:: SHORT PROBLEM ::
State the number of lines below in which the word "already" appears. Nothing else belongs in the answer.
= = = =
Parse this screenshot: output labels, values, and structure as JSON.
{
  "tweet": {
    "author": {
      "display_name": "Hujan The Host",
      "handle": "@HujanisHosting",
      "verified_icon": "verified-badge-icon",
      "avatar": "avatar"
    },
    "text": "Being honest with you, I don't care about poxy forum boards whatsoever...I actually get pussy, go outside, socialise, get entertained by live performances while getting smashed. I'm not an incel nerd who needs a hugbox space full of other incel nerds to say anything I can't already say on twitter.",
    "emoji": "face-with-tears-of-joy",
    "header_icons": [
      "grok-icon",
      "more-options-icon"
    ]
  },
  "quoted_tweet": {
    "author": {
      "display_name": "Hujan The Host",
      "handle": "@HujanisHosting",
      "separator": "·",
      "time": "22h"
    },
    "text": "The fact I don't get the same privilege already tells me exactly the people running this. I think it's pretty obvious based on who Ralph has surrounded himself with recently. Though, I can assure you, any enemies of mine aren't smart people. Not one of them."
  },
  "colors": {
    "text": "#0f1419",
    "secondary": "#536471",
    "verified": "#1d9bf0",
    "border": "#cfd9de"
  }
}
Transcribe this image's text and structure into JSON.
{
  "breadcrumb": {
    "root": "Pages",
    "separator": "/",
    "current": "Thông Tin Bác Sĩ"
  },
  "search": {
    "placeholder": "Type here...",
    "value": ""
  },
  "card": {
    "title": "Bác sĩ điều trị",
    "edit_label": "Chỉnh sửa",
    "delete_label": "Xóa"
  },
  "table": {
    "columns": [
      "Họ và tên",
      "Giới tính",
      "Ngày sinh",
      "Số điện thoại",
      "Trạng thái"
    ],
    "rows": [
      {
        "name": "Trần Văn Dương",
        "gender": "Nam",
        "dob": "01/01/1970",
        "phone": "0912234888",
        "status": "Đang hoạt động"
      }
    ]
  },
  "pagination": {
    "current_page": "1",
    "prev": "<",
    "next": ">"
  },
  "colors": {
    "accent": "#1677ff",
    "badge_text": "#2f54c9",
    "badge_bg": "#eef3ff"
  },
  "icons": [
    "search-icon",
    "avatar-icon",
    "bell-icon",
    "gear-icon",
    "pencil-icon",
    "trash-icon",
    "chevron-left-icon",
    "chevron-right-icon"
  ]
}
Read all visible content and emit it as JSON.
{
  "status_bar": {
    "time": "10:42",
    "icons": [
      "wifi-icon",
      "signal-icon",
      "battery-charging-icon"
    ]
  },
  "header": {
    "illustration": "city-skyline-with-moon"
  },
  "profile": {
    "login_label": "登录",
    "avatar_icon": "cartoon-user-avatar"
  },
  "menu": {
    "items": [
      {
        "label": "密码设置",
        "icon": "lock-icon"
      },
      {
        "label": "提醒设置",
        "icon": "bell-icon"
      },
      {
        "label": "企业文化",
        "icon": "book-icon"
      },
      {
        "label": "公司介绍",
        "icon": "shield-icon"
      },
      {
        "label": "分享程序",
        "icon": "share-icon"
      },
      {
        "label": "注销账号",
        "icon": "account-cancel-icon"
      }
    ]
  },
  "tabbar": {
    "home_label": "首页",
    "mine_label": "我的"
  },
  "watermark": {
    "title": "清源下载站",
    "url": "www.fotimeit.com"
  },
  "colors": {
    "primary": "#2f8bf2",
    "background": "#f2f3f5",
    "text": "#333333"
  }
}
= = = =
:: ANSWER TO THIS PROBLEM ::
2